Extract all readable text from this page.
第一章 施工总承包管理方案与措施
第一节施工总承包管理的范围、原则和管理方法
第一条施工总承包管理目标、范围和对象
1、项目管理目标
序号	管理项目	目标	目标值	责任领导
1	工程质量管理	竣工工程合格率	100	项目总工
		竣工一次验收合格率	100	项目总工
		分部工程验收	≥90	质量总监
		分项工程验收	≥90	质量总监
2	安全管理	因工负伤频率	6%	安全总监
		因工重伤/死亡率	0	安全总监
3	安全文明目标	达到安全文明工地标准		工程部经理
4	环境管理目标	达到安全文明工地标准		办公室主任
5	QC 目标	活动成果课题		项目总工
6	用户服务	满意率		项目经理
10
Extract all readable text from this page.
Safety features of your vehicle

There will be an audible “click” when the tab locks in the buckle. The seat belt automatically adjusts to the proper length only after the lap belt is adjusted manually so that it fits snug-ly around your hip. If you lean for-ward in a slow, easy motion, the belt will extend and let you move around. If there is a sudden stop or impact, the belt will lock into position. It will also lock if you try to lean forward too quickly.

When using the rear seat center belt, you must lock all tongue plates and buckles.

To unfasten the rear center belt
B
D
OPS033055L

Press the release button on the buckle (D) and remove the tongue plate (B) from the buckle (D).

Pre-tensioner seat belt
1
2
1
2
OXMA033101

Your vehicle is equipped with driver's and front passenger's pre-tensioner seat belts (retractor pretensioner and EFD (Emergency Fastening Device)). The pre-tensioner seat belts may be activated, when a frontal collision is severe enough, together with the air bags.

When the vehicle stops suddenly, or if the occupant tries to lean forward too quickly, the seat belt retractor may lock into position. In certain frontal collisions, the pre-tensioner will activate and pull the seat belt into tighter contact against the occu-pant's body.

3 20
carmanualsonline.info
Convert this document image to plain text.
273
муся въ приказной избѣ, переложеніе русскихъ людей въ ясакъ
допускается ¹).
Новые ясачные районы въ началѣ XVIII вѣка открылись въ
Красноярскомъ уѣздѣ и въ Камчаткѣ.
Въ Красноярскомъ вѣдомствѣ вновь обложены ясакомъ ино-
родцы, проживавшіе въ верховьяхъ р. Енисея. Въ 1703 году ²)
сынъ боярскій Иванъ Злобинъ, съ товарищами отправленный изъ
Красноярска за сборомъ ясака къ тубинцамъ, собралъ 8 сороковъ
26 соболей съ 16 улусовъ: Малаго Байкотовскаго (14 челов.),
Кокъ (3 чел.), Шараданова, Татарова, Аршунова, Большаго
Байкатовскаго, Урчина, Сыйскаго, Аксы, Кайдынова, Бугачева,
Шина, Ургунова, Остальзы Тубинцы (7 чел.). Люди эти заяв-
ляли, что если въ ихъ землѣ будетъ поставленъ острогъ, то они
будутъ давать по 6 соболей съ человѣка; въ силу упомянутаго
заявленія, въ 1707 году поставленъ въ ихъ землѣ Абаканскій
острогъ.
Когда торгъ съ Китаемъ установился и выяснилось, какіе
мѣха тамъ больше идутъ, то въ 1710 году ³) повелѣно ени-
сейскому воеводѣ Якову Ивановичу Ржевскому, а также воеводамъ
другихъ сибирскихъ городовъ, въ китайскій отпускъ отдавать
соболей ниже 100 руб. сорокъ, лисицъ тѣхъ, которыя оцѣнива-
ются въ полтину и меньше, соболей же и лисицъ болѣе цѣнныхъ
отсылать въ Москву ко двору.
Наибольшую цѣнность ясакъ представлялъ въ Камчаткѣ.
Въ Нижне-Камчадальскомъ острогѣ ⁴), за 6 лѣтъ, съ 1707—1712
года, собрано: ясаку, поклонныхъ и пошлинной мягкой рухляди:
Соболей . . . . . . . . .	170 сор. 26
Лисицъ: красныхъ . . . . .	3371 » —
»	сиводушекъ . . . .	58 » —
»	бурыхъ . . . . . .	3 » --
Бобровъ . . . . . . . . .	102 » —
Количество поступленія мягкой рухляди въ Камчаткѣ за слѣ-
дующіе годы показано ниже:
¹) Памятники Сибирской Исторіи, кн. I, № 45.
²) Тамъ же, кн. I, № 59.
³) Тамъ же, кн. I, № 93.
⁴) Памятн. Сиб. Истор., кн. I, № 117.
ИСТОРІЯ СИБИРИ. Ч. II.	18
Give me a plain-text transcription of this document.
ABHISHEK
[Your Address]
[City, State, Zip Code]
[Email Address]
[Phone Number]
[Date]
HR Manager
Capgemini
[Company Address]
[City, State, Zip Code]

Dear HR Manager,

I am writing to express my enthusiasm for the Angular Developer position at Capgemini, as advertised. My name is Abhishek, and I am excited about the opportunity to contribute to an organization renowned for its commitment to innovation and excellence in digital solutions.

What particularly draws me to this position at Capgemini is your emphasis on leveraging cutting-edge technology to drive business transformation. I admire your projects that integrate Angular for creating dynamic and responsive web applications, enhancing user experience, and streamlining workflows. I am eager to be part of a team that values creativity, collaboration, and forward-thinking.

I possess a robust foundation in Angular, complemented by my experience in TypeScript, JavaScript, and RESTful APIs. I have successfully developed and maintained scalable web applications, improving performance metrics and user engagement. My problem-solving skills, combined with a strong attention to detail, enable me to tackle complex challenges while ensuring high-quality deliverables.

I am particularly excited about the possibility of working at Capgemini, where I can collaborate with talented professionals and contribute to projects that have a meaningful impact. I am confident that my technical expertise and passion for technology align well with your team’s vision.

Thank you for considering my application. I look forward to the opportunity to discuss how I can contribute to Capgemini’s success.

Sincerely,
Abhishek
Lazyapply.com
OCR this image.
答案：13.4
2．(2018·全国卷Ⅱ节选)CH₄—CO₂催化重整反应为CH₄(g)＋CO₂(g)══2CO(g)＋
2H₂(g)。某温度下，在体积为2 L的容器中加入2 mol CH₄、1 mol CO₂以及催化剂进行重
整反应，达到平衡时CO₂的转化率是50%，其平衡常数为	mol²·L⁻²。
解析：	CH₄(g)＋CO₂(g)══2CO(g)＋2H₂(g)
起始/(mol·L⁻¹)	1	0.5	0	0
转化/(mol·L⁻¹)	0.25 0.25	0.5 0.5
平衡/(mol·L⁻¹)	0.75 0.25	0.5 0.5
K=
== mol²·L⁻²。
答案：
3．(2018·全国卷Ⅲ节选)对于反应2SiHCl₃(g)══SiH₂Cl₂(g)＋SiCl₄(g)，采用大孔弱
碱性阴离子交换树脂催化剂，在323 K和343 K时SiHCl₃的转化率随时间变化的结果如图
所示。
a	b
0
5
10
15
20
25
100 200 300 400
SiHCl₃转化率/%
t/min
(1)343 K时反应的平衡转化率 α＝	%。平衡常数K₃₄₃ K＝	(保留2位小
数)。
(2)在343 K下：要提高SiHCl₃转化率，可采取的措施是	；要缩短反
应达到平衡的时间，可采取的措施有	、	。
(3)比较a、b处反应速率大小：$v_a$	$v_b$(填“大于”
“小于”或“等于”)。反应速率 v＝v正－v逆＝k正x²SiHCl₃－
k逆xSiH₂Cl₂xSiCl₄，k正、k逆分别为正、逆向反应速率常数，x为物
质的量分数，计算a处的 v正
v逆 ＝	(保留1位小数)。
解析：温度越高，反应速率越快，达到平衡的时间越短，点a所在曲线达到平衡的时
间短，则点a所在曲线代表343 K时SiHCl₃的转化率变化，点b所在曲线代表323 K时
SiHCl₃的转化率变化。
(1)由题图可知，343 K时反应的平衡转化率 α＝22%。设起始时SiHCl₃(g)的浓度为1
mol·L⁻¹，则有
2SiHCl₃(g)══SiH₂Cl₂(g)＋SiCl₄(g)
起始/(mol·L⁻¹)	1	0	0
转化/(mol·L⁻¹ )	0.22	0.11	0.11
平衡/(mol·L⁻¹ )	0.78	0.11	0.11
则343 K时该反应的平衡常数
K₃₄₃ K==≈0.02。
═══
▶ **Work to do**
Look for the word "рухляди" and return every line where it occurs.

▶ **Exercise answer**
года, собрано: ясаку, поклонныхъ и пошлинной мягкой рухляди:
Количество поступленія мягкой рухляди въ Камчаткѣ за слѣ-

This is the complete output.